- TASK TO COMPLETE: Locate each line below that includes "title" and reproduce it.

- TASK INPUT:
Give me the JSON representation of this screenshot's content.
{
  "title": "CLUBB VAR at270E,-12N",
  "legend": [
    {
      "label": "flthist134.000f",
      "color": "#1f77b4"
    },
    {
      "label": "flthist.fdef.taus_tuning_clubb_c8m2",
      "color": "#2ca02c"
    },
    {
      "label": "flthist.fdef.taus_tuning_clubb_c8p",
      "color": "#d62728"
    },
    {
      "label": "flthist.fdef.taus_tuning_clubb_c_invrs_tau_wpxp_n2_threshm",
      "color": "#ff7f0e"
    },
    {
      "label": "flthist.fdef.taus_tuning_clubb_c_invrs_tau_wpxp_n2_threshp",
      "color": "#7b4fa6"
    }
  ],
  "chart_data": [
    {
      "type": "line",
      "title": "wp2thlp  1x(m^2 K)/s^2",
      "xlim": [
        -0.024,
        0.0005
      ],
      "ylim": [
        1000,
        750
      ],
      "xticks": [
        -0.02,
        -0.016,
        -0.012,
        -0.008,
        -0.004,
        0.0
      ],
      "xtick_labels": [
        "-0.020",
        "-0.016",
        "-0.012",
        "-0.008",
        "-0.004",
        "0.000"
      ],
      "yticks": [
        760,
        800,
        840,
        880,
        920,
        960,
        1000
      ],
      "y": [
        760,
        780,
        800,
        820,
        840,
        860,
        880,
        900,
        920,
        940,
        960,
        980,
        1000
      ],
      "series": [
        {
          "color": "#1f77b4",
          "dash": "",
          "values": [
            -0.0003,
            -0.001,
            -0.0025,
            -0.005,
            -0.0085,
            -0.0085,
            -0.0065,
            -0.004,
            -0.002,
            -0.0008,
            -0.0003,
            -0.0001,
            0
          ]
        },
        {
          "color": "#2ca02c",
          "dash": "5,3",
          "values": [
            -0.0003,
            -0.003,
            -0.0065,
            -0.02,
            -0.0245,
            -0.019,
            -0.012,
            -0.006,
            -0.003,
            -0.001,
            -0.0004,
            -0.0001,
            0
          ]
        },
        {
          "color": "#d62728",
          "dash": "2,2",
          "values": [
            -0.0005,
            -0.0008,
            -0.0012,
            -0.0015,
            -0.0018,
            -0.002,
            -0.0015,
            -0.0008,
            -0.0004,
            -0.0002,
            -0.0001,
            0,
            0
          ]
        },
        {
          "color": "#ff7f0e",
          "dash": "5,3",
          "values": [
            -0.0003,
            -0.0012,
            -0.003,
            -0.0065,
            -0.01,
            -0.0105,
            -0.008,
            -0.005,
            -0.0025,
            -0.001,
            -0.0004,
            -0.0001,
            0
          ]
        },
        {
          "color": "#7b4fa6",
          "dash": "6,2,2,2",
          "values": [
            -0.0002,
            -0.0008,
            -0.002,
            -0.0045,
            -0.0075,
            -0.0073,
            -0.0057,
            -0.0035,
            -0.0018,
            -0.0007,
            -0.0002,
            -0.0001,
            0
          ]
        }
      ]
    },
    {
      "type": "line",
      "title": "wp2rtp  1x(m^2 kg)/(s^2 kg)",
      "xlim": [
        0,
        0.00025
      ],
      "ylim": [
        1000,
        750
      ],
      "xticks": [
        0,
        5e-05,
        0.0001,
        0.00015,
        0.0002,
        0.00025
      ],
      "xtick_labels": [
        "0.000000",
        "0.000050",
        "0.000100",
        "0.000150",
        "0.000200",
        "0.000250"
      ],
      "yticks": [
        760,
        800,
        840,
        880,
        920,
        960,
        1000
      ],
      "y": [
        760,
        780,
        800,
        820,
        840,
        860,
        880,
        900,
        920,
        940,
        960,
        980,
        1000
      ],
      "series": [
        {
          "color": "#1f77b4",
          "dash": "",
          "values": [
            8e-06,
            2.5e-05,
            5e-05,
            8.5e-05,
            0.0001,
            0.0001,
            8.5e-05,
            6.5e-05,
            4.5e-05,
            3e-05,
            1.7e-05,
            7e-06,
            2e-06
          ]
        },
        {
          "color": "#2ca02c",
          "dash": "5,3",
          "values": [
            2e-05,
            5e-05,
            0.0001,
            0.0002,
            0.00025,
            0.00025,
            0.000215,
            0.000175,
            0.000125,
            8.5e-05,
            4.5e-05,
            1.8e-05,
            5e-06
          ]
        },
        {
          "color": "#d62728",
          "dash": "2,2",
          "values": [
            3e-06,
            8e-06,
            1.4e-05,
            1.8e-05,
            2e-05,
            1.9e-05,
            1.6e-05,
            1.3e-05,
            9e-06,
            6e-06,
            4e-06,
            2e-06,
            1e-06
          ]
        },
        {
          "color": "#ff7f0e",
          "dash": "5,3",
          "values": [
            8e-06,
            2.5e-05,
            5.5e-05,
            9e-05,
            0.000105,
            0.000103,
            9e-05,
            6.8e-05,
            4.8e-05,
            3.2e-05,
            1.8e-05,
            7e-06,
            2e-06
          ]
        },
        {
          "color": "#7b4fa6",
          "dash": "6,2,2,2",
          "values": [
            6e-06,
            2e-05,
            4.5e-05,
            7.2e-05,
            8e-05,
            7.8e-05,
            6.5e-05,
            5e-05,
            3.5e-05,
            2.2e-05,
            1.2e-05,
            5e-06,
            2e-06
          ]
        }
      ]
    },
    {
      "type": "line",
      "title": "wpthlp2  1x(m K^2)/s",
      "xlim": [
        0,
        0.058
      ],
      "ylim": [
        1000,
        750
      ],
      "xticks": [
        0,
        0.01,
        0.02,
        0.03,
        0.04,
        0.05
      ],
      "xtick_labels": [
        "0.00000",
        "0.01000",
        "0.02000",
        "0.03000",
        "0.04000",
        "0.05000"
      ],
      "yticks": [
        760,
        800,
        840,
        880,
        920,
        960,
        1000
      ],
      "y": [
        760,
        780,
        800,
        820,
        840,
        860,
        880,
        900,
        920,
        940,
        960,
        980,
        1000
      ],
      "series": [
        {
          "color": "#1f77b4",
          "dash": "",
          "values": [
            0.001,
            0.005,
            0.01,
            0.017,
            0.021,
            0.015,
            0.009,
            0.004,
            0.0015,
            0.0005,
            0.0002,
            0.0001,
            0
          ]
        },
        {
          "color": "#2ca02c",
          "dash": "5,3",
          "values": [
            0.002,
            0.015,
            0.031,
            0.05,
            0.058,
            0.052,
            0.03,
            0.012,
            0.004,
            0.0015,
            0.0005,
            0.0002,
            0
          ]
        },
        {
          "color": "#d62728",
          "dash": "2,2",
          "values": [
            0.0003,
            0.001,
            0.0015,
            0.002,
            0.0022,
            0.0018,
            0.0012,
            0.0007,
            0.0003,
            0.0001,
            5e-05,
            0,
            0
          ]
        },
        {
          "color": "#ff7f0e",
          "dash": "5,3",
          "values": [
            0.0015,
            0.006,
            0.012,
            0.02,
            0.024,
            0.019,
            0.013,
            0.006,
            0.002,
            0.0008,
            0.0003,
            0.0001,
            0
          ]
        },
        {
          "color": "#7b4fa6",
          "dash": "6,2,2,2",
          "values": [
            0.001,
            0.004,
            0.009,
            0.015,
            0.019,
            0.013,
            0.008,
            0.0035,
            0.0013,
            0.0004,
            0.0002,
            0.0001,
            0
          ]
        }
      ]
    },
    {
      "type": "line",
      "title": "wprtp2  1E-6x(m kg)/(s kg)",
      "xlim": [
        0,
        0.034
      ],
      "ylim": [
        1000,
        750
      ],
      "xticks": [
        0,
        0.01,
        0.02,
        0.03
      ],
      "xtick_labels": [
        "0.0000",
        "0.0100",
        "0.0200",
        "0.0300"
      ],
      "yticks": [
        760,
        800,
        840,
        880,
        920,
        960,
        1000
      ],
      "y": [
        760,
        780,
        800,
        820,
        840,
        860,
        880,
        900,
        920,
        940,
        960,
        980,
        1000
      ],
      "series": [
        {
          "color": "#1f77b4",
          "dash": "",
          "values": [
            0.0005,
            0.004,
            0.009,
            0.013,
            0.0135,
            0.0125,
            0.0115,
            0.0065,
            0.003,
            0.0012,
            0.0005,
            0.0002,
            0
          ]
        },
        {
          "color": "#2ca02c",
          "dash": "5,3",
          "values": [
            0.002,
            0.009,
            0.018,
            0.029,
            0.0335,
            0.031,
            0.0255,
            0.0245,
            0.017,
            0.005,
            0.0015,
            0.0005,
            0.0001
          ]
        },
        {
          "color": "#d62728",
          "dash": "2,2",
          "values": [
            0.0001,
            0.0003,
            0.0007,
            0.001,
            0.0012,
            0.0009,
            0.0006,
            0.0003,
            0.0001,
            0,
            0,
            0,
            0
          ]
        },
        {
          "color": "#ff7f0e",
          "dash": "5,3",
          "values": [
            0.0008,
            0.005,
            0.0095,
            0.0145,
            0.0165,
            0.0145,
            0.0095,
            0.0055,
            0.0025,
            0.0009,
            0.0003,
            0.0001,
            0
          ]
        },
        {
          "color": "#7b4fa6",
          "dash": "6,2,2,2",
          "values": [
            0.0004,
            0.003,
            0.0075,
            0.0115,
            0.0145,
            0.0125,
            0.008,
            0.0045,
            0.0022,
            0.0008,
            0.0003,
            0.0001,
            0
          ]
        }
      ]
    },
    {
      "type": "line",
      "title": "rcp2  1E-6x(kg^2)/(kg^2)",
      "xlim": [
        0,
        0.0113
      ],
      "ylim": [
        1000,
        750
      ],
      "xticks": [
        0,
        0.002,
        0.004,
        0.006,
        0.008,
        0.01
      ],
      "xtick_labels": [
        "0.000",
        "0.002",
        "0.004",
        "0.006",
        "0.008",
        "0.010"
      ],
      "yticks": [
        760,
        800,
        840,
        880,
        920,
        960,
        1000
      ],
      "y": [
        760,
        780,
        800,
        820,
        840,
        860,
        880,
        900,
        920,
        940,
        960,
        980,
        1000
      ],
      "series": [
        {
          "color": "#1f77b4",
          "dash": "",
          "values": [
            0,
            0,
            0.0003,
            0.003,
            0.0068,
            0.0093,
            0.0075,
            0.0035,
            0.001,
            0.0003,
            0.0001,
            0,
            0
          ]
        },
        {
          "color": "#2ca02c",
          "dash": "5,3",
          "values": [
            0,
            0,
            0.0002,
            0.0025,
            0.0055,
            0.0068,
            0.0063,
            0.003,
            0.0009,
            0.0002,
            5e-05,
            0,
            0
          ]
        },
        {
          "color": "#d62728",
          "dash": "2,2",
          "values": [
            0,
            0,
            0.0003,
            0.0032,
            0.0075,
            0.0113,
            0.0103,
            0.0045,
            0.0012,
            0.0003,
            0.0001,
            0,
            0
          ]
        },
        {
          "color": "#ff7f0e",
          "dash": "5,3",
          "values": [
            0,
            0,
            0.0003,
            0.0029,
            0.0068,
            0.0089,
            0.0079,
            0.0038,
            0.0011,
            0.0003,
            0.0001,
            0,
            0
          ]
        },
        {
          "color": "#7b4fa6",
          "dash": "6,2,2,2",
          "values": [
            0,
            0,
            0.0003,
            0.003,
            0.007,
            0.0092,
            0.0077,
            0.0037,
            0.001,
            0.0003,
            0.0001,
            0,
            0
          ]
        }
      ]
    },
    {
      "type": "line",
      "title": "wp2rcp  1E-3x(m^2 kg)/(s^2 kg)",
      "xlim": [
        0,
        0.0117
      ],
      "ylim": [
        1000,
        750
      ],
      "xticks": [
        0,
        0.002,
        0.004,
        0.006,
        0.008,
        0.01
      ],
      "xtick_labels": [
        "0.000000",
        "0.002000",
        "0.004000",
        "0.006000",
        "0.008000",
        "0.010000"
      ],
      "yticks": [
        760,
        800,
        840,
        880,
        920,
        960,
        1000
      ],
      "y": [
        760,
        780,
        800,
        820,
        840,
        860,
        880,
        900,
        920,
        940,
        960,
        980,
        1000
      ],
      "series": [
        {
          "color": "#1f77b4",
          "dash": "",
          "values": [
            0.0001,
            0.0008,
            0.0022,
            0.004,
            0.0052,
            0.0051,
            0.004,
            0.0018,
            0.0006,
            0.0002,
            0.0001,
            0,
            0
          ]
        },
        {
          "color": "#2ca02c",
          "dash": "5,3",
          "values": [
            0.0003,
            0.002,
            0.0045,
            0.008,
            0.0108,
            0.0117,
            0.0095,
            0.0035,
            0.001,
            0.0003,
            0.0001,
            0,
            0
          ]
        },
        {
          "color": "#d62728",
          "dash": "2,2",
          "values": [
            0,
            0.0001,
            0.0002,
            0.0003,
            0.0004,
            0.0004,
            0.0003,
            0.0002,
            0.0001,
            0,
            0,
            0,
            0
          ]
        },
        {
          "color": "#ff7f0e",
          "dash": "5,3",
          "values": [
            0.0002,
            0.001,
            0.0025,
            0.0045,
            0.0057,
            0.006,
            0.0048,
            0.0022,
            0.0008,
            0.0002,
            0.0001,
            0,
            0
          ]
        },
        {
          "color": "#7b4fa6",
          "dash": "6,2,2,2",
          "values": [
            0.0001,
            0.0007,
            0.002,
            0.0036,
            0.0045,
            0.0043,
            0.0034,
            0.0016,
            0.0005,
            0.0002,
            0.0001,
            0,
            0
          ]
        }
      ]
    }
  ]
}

- SOLUTION:
  "title": "CLUBB VAR at270E,-12N",
      "title": "wp2thlp  1x(m^2 K)/s^2",
      "title": "wp2rtp  1x(m^2 kg)/(s^2 kg)",
      "title": "wpthlp2  1x(m K^2)/s",
      "title": "wprtp2  1E-6x(m kg)/(s kg)",
      "title": "rcp2  1E-6x(kg^2)/(kg^2)",
      "title": "wp2rcp  1E-3x(m^2 kg)/(s^2 kg)",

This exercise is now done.